**Exercise aim**
Change every "elements" in these lines to "items" and keep everything else the same. Leave the picture out of your answer.

* begin Data for the task *

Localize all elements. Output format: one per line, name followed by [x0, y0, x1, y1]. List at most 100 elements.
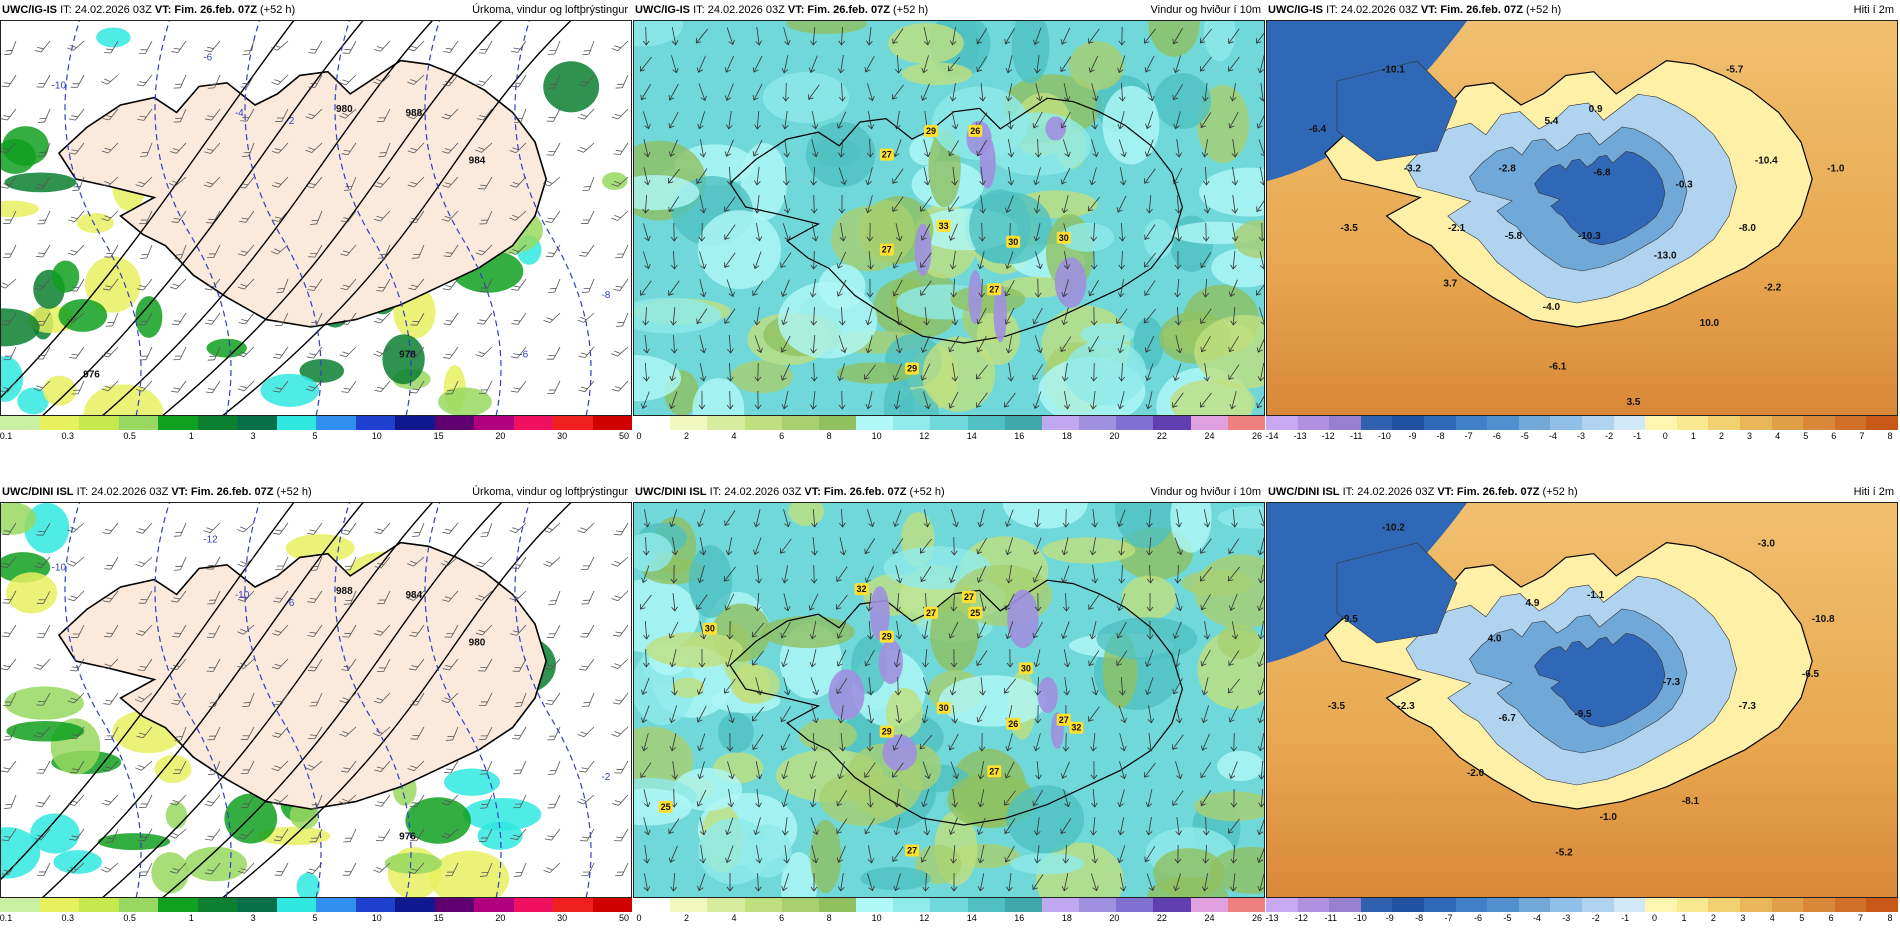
- color-scale-tick-label: 10: [371, 431, 382, 441]
- gust-label-bg: [968, 124, 983, 137]
- color-scale-swatch: [1455, 898, 1488, 912]
- color-scale-tick-label: 50: [618, 913, 630, 923]
- valid-time: Fim. 26.feb. 07Z: [190, 486, 274, 498]
- init-time: IT: 24.02.2026 03Z: [76, 486, 169, 498]
- temperature-value: -5.7: [1726, 64, 1744, 75]
- gust-label-bg: [1006, 717, 1021, 730]
- temperature-value: 4.0: [1488, 634, 1502, 645]
- map-area[interactable]: -10.1 -5.7 -6.4 5.4 0.9 -10.4 -1.0 -6.8 -0.3 -3.2…: [1266, 20, 1898, 416]
- gust-label: 29: [926, 126, 936, 136]
- init-time: IT: 24.02.2026 03Z: [1326, 4, 1418, 16]
- color-scale-tick-label: 10: [871, 431, 882, 441]
- valid-time-label: VT:: [1420, 4, 1438, 16]
- color-scale-swatch: [1360, 898, 1393, 912]
- color-scale-tick-label: 10: [871, 913, 882, 923]
- gust-label-bg: [905, 844, 920, 857]
- color-scale-swatch: [930, 416, 968, 430]
- temperature-value: -6.4: [1309, 124, 1327, 135]
- lead-time: (+52 h): [276, 486, 312, 498]
- temperature-value: -7.3: [1663, 677, 1681, 688]
- color-scale-swatch: [1079, 898, 1117, 912]
- color-scale-swatch: [1739, 898, 1772, 912]
- color-scale-swatch: [1866, 416, 1898, 430]
- color-scale-swatch: [1153, 898, 1191, 912]
- color-scale-tick-label: 0.1: [0, 431, 13, 441]
- color-scale-swatch: [1834, 898, 1867, 912]
- isobar-label: 984: [405, 590, 422, 601]
- color-scale-tick-label: 50: [618, 431, 630, 441]
- isobar-label: 988: [336, 586, 353, 597]
- precip-panel-uwc-dini-isl: UWC/DINI ISL IT: 24.02.2026 03Z VT: Fim.…: [0, 482, 632, 930]
- color-scale-tick-label: 0.1: [0, 913, 13, 923]
- color-scale-swatch: [1227, 898, 1265, 912]
- color-scale-swatch: [118, 416, 158, 430]
- init-time: IT: 24.02.2026 03Z: [709, 486, 802, 498]
- color-scale-tick-label: -12: [1321, 431, 1335, 441]
- map-area[interactable]: 29 26 27 33 30 30 27 27 29: [633, 20, 1265, 416]
- color-scale-tick-label: 3: [1747, 431, 1753, 441]
- color-scale-bar: [633, 416, 1265, 430]
- temperature-value: -1.0: [1827, 163, 1845, 174]
- temp-contour-label: -6: [203, 53, 212, 64]
- color-scale-swatch: [1190, 898, 1228, 912]
- color-scale-tick-label: 16: [1014, 431, 1025, 441]
- color-scale-tick-label: 2: [684, 431, 690, 441]
- gust-label-bg: [968, 606, 983, 619]
- valid-time-label: VT:: [787, 4, 805, 16]
- map-area[interactable]: 984 988 980 976 -10 -12 -10 -6 -2: [0, 502, 632, 898]
- color-scale-swatch: [856, 898, 894, 912]
- color-scale-tick-label: 3: [1740, 913, 1746, 923]
- color-scale-swatch: [1676, 898, 1709, 912]
- color-scale-swatch: [1613, 416, 1646, 430]
- color-scale-swatch: [79, 416, 119, 430]
- color-scale-tick-label: -1: [1633, 431, 1642, 441]
- gust-label: 29: [907, 363, 917, 373]
- color-scale-tick-label: 7: [1858, 913, 1864, 923]
- valid-time: Fim. 26.feb. 07Z: [1440, 4, 1523, 16]
- color-scale-tick-label: 3: [250, 913, 256, 923]
- isobar-label: 988: [405, 108, 422, 119]
- color-scale-swatch: [355, 898, 395, 912]
- gust-label-bg: [879, 725, 894, 738]
- panel-header: UWC/DINI ISL IT: 24.02.2026 03Z VT: Fim.…: [0, 482, 632, 502]
- temperature-value: -9.5: [1574, 709, 1592, 720]
- color-scale-tick-label: 22: [1156, 913, 1167, 923]
- color-scale-swatch: [1392, 416, 1424, 430]
- color-scale-tick-label: 30: [557, 431, 568, 441]
- color-scale-swatch: [1487, 416, 1519, 430]
- isobar-label: 984: [469, 156, 486, 167]
- color-scale-swatch: [1708, 898, 1740, 912]
- temperature-value: -8.1: [1682, 796, 1700, 807]
- isobar-label: 980: [469, 638, 486, 649]
- color-scale-ticks: -14 -13 -12 -11 -10 -9 -8 -7 -6 -5 -4 -3 -2 -1 0 1 2 3 4 5 6…: [1265, 431, 1898, 445]
- map-area[interactable]: 27 25 29 30 26 27 27 29 27 30 32 27 30 32 25: [633, 502, 1265, 898]
- color-scale-tick-label: 6: [779, 431, 785, 441]
- color-scale-tick-label: 30: [557, 913, 568, 923]
- gust-label-bg: [987, 283, 1002, 296]
- temperature-value: 0.9: [1589, 104, 1603, 115]
- color-scale-swatch: [1227, 416, 1265, 430]
- gust-label: 27: [989, 766, 999, 776]
- color-scale-swatch: [237, 416, 277, 430]
- color-scale-tick-label: 24: [1204, 913, 1215, 923]
- valid-time-label: VT:: [804, 486, 821, 498]
- color-scale-tick-label: 7: [1859, 431, 1865, 441]
- color-scale-tick-label: -4: [1532, 913, 1541, 923]
- gust-label: 25: [661, 802, 671, 812]
- map-area[interactable]: -10.2 -3.0 -9.5 4.9 -1.1 -10.8 4.0 -6.5 -7.3 -3.5…: [1266, 502, 1898, 898]
- map-area[interactable]: 988 980 984 978 976 -10 -6 -4 -2 -8 -6: [0, 20, 632, 416]
- color-scale-swatch: [1803, 898, 1835, 912]
- color-scale-swatch: [0, 898, 40, 912]
- color-scale-swatch: [633, 416, 671, 430]
- gust-label: 30: [705, 624, 715, 634]
- model-name: UWC/IG-IS: [2, 4, 57, 16]
- color-scale-swatch: [197, 898, 237, 912]
- color-scale-tick-label: 0.3: [61, 431, 75, 441]
- panel-header: UWC/IG-IS IT: 24.02.2026 03Z VT: Fim. 26…: [1266, 0, 1898, 20]
- init-time: IT: 24.02.2026 03Z: [1342, 486, 1435, 498]
- color-scale-tick-label: 1: [188, 431, 194, 441]
- color-scale-tick-label: 15: [433, 431, 444, 441]
- color-scale-tick-label: 15: [433, 913, 444, 923]
- color-scale-ticks: -13 -12 -11 -10 -9 -8 -7 -6 -5 -4 -3 -2 -1 0 1 2 3 4 5 6 7 8: [1265, 913, 1898, 927]
- gust-label-bg: [879, 630, 894, 643]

* end Data for the task *

**Result of the exercise**
Localize all items. Output format: one per line, name followed by [x0, y0, x1, y1]. List at most 100 items.
- color-scale-tick-label: 10: [371, 431, 382, 441]
- gust-label-bg: [968, 124, 983, 137]
- color-scale-swatch: [1455, 898, 1488, 912]
- color-scale-tick-label: 50: [618, 913, 630, 923]
- valid-time: Fim. 26.feb. 07Z: [190, 486, 274, 498]
- init-time: IT: 24.02.2026 03Z: [76, 486, 169, 498]
- temperature-value: -5.7: [1726, 64, 1744, 75]
- gust-label-bg: [1006, 717, 1021, 730]
- temperature-value: 4.0: [1488, 634, 1502, 645]
- map-area[interactable]: -10.1 -5.7 -6.4 5.4 0.9 -10.4 -1.0 -6.8 -0.3 -3.2…: [1266, 20, 1898, 416]
- gust-label: 29: [926, 126, 936, 136]
- init-time: IT: 24.02.2026 03Z: [1326, 4, 1418, 16]
- color-scale-tick-label: 10: [871, 431, 882, 441]
- valid-time-label: VT:: [1420, 4, 1438, 16]
- color-scale-swatch: [1360, 898, 1393, 912]
- color-scale-tick-label: 10: [871, 913, 882, 923]
- gust-label-bg: [905, 844, 920, 857]
- color-scale-swatch: [930, 416, 968, 430]
- temperature-value: -6.4: [1309, 124, 1327, 135]
- lead-time: (+52 h): [276, 486, 312, 498]
- temperature-value: -7.3: [1663, 677, 1681, 688]
- color-scale-swatch: [1079, 898, 1117, 912]
- color-scale-swatch: [1739, 898, 1772, 912]
- color-scale-swatch: [1866, 416, 1898, 430]
- color-scale-swatch: [1153, 898, 1191, 912]
- color-scale-tick-label: 0.1: [0, 431, 13, 441]
- color-scale-swatch: [1834, 898, 1867, 912]
- isobar-label: 984: [405, 590, 422, 601]
- color-scale-tick-label: 50: [618, 431, 630, 441]
- isobar-label: 988: [336, 586, 353, 597]
- precip-panel-uwc-dini-isl: UWC/DINI ISL IT: 24.02.2026 03Z VT: Fim.…: [0, 482, 632, 930]
- color-scale-tick-label: 0.1: [0, 913, 13, 923]
- color-scale-swatch: [1227, 898, 1265, 912]
- color-scale-swatch: [118, 416, 158, 430]
- init-time: IT: 24.02.2026 03Z: [709, 486, 802, 498]
- color-scale-tick-label: -12: [1321, 431, 1335, 441]
- map-area[interactable]: 29 26 27 33 30 30 27 27 29: [633, 20, 1265, 416]
- color-scale-tick-label: 3: [1747, 431, 1753, 441]
- color-scale-bar: [633, 416, 1265, 430]
- temperature-value: -1.0: [1827, 163, 1845, 174]
- temp-contour-label: -6: [203, 53, 212, 64]
- color-scale-swatch: [1190, 898, 1228, 912]
- color-scale-tick-label: 16: [1014, 431, 1025, 441]
- color-scale-tick-label: 2: [684, 431, 690, 441]
- gust-label-bg: [968, 606, 983, 619]
- valid-time-label: VT:: [787, 4, 805, 16]
- map-area[interactable]: 984 988 980 976 -10 -12 -10 -6 -2: [0, 502, 632, 898]
- color-scale-swatch: [856, 898, 894, 912]
- color-scale-tick-label: 3: [1740, 913, 1746, 923]
- color-scale-swatch: [1676, 898, 1709, 912]
- color-scale-swatch: [1613, 416, 1646, 430]
- color-scale-swatch: [79, 416, 119, 430]
- color-scale-tick-label: -1: [1633, 431, 1642, 441]
- gust-label: 29: [907, 363, 917, 373]
- color-scale-tick-label: 7: [1858, 913, 1864, 923]
- valid-time: Fim. 26.feb. 07Z: [1440, 4, 1523, 16]
- color-scale-tick-label: 3: [250, 913, 256, 923]
- isobar-label: 988: [405, 108, 422, 119]
- color-scale-swatch: [355, 898, 395, 912]
- gust-label-bg: [879, 725, 894, 738]
- panel-header: UWC/DINI ISL IT: 24.02.2026 03Z VT: Fim.…: [0, 482, 632, 502]
- temperature-value: -9.5: [1574, 709, 1592, 720]
- color-scale-tick-label: 22: [1156, 913, 1167, 923]
- color-scale-swatch: [1392, 416, 1424, 430]
- color-scale-tick-label: 30: [557, 431, 568, 441]
- color-scale-swatch: [1487, 416, 1519, 430]
- isobar-label: 984: [469, 156, 486, 167]
- color-scale-swatch: [1708, 898, 1740, 912]
- temperature-value: -8.1: [1682, 796, 1700, 807]
- isobar-label: 980: [469, 638, 486, 649]
- color-scale-ticks: -14 -13 -12 -11 -10 -9 -8 -7 -6 -5 -4 -3 -2 -1 0 1 2 3 4 5 6…: [1265, 431, 1898, 445]
- map-area[interactable]: 27 25 29 30 26 27 27 29 27 30 32 27 30 32 25: [633, 502, 1265, 898]
- color-scale-tick-label: 6: [779, 431, 785, 441]
- color-scale-tick-label: 30: [557, 913, 568, 923]
- gust-label-bg: [987, 283, 1002, 296]
- temperature-value: 0.9: [1589, 104, 1603, 115]
- color-scale-swatch: [1227, 416, 1265, 430]
- gust-label: 27: [989, 766, 999, 776]
- color-scale-swatch: [237, 416, 277, 430]
- color-scale-tick-label: 24: [1204, 913, 1215, 923]
- valid-time-label: VT:: [804, 486, 821, 498]
- color-scale-tick-label: 7: [1859, 431, 1865, 441]
- color-scale-tick-label: -4: [1532, 913, 1541, 923]
- gust-label: 25: [661, 802, 671, 812]
- map-area[interactable]: -10.2 -3.0 -9.5 4.9 -1.1 -10.8 4.0 -6.5 -7.3 -3.5…: [1266, 502, 1898, 898]
- map-area[interactable]: 988 980 984 978 976 -10 -6 -4 -2 -8 -6: [0, 20, 632, 416]
- color-scale-swatch: [1803, 898, 1835, 912]
- color-scale-swatch: [0, 898, 40, 912]
- color-scale-swatch: [633, 416, 671, 430]
- gust-label: 30: [705, 624, 715, 634]
- model-name: UWC/IG-IS: [2, 4, 57, 16]
- color-scale-swatch: [197, 898, 237, 912]
- color-scale-tick-label: 0.3: [61, 431, 75, 441]
- panel-header: UWC/IG-IS IT: 24.02.2026 03Z VT: Fim. 26…: [1266, 0, 1898, 20]
- init-time: IT: 24.02.2026 03Z: [1342, 486, 1435, 498]
- color-scale-tick-label: 1: [188, 431, 194, 441]
- color-scale-tick-label: 15: [433, 431, 444, 441]
- color-scale-tick-label: 15: [433, 913, 444, 923]
- color-scale-ticks: -13 -12 -11 -10 -9 -8 -7 -6 -5 -4 -3 -2 -1 0 1 2 3 4 5 6 7 8: [1265, 913, 1898, 927]
- gust-label-bg: [879, 630, 894, 643]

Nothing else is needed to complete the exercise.